Find the lines holding the word "Memoria" and collect them.
■ ■ ■ ■ ■
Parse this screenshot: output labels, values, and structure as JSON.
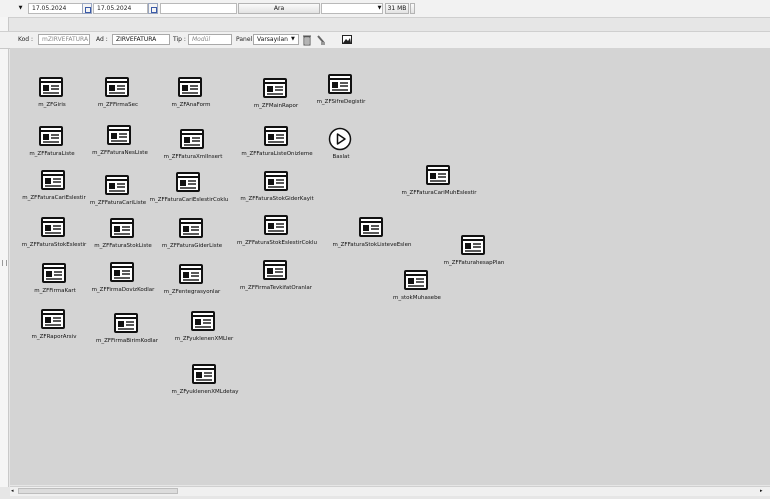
{
  "toolbar": {
    "date_from": "17.05.2024",
    "date_to": "17.05.2024",
    "search_value": "",
    "search_button": "Ara",
    "select_value": "",
    "memory": "31 MB"
  },
  "filterbar": {
    "kod_label": "Kod :",
    "kod_value": "mZIRVEFATURA",
    "ad_label": "Ad :",
    "ad_value": "ZIRVEFATURA",
    "tip_label": "Tip :",
    "tip_value": "Modül",
    "panel_label": "Panel",
    "panel_value": "Varsayılan"
  },
  "items": [
    "m_ZFGiris",
    "m_ZFFirmaSec",
    "m_ZFAnaForm",
    "m_ZFMainRapor",
    "m_ZFSifreDegistir",
    "m_ZFFaturaListe",
    "m_ZFFaturaNesListe",
    "m_ZFFaturaXmlInsert",
    "m_ZFFaturaListeOnizleme",
    "Baslat",
    "m_ZFFaturaCariEslestir",
    "m_ZFFaturaCariListe",
    "m_ZFFaturaCariEslestirCoklu",
    "m_ZFFaturaStokGiderKayit",
    "m_ZFFaturaCariMuhEslestir",
    "m_ZFFaturaStokEslestir",
    "m_ZFFaturaStokListe",
    "m_ZFFaturaGiderListe",
    "m_ZFFaturaStokEslestirCoklu",
    "m_ZFFaturaStokListeveEslen",
    "m_ZFFaturahesapPlan",
    "m_ZFFirmaKart",
    "m_ZFFirmaDovizKodlar",
    "m_ZFentegrasyonlar",
    "m_ZFFirmaTevkifatOranlar",
    "m_stokMuhasebe",
    "m_ZFRaporArsiv",
    "m_ZFFirmaBirimKodlar",
    "m_ZFyuklenenXMLler",
    "m_ZFyuklenenXMLdetay"
  ]
}
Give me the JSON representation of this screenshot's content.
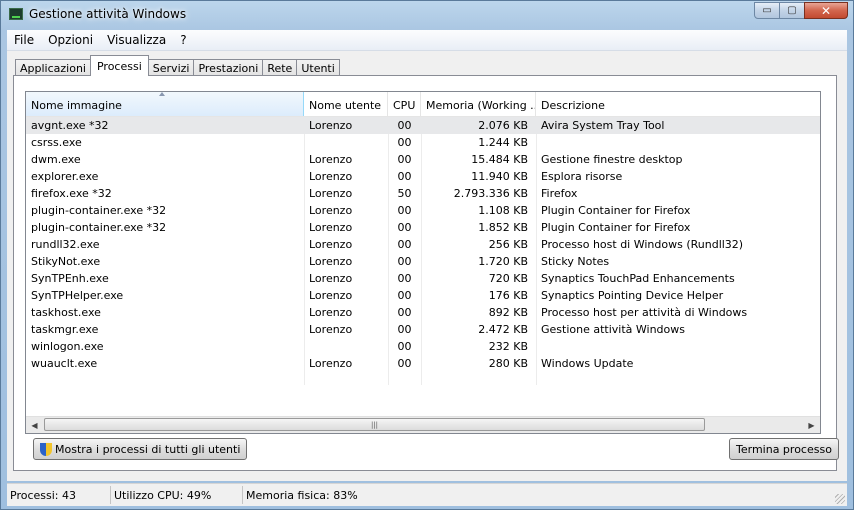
{
  "window": {
    "title": "Gestione attività Windows"
  },
  "caption": {
    "minimize": "▭",
    "maximize": "▢",
    "close": "✕"
  },
  "menu": [
    "File",
    "Opzioni",
    "Visualizza",
    "?"
  ],
  "tabs": [
    "Applicazioni",
    "Processi",
    "Servizi",
    "Prestazioni",
    "Rete",
    "Utenti"
  ],
  "active_tab": "Processi",
  "table": {
    "columns": [
      "Nome immagine",
      "Nome utente",
      "CPU",
      "Memoria (Working ...",
      "Descrizione"
    ],
    "rows": [
      [
        "avgnt.exe *32",
        "Lorenzo",
        "00",
        "2.076 KB",
        "Avira System Tray Tool"
      ],
      [
        "csrss.exe",
        "",
        "00",
        "1.244 KB",
        ""
      ],
      [
        "dwm.exe",
        "Lorenzo",
        "00",
        "15.484 KB",
        "Gestione finestre desktop"
      ],
      [
        "explorer.exe",
        "Lorenzo",
        "00",
        "11.940 KB",
        "Esplora risorse"
      ],
      [
        "firefox.exe *32",
        "Lorenzo",
        "50",
        "2.793.336 KB",
        "Firefox"
      ],
      [
        "plugin-container.exe *32",
        "Lorenzo",
        "00",
        "1.108 KB",
        "Plugin Container for Firefox"
      ],
      [
        "plugin-container.exe *32",
        "Lorenzo",
        "00",
        "1.852 KB",
        "Plugin Container for Firefox"
      ],
      [
        "rundll32.exe",
        "Lorenzo",
        "00",
        "256 KB",
        "Processo host di Windows (Rundll32)"
      ],
      [
        "StikyNot.exe",
        "Lorenzo",
        "00",
        "1.720 KB",
        "Sticky Notes"
      ],
      [
        "SynTPEnh.exe",
        "Lorenzo",
        "00",
        "720 KB",
        "Synaptics TouchPad Enhancements"
      ],
      [
        "SynTPHelper.exe",
        "Lorenzo",
        "00",
        "176 KB",
        "Synaptics Pointing Device Helper"
      ],
      [
        "taskhost.exe",
        "Lorenzo",
        "00",
        "892 KB",
        "Processo host per attività di Windows"
      ],
      [
        "taskmgr.exe",
        "Lorenzo",
        "00",
        "2.472 KB",
        "Gestione attività Windows"
      ],
      [
        "winlogon.exe",
        "",
        "00",
        "232 KB",
        ""
      ],
      [
        "wuauclt.exe",
        "Lorenzo",
        "00",
        "280 KB",
        "Windows Update"
      ]
    ]
  },
  "scroll": {
    "left": "◀",
    "right": "▶",
    "grip": "|||"
  },
  "buttons": {
    "show_all": "Mostra i processi di tutti gli utenti",
    "end_process": "Termina processo"
  },
  "status": {
    "processes": "Processi: 43",
    "cpu": "Utilizzo CPU: 49%",
    "memory": "Memoria fisica: 83%"
  }
}
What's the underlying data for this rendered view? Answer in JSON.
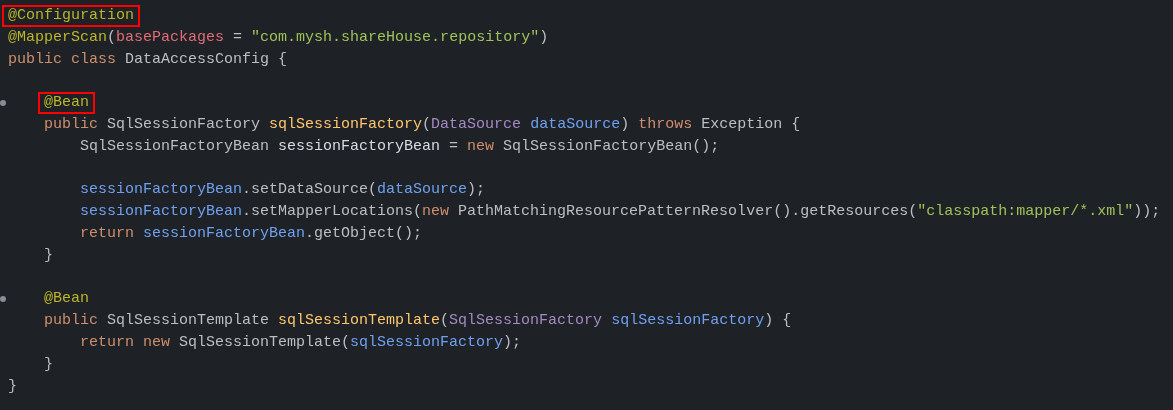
■ ■ ■ ■ ■
* [Written solution]
      "Memoria (Working ...",
    "memory": "Memoria fisica: 83%"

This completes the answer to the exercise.